# [Task instructions]
Every line of the data that includes "campionato" should be copied out.

:: Extracted material

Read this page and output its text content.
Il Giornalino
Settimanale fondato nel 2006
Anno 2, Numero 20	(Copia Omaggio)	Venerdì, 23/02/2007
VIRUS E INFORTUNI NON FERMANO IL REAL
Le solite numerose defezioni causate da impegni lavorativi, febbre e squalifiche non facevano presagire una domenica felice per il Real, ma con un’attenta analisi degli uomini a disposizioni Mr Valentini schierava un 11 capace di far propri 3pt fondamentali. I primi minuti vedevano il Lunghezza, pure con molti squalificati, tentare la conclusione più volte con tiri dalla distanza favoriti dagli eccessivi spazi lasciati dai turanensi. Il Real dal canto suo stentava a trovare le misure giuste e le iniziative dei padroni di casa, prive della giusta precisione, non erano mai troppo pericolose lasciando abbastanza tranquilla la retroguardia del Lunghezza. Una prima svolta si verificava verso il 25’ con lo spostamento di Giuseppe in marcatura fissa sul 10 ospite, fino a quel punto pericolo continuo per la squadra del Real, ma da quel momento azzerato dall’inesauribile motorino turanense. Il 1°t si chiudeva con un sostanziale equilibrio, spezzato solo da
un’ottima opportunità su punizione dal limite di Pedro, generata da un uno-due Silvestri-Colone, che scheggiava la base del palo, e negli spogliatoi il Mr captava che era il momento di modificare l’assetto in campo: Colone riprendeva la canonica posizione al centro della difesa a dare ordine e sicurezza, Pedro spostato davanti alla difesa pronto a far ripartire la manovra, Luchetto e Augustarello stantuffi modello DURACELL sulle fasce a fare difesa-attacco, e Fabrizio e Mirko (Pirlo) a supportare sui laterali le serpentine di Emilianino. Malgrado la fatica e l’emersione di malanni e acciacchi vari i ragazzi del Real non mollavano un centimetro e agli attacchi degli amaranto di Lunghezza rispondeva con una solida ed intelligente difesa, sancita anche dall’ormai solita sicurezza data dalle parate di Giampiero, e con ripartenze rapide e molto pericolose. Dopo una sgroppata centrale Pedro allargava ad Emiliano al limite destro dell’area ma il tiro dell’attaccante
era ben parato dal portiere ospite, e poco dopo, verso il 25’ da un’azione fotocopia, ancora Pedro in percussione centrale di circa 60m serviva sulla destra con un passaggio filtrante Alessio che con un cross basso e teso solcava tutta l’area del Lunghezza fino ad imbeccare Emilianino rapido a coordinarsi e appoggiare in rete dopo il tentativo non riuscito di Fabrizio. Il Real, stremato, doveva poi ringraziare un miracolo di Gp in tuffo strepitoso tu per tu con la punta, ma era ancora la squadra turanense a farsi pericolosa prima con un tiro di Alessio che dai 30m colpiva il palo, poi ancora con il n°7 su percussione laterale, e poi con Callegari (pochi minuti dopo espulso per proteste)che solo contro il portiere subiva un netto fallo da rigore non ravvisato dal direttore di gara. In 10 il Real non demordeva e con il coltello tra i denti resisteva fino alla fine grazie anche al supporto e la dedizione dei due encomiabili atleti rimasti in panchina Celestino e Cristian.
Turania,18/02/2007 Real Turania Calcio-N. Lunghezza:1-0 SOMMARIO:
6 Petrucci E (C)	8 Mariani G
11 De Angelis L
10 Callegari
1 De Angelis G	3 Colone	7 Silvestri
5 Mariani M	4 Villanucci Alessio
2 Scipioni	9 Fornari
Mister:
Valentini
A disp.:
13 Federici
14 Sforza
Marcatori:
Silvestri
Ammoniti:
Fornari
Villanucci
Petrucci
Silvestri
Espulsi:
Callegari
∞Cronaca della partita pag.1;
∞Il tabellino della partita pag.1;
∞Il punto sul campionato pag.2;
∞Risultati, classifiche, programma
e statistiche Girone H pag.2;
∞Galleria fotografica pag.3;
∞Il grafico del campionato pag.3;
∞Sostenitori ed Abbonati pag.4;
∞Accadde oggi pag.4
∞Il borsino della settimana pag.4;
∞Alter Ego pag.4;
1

::::

# [Task response]
∞Il punto sul campionato pag.2;
∞Il grafico del campionato pag.3;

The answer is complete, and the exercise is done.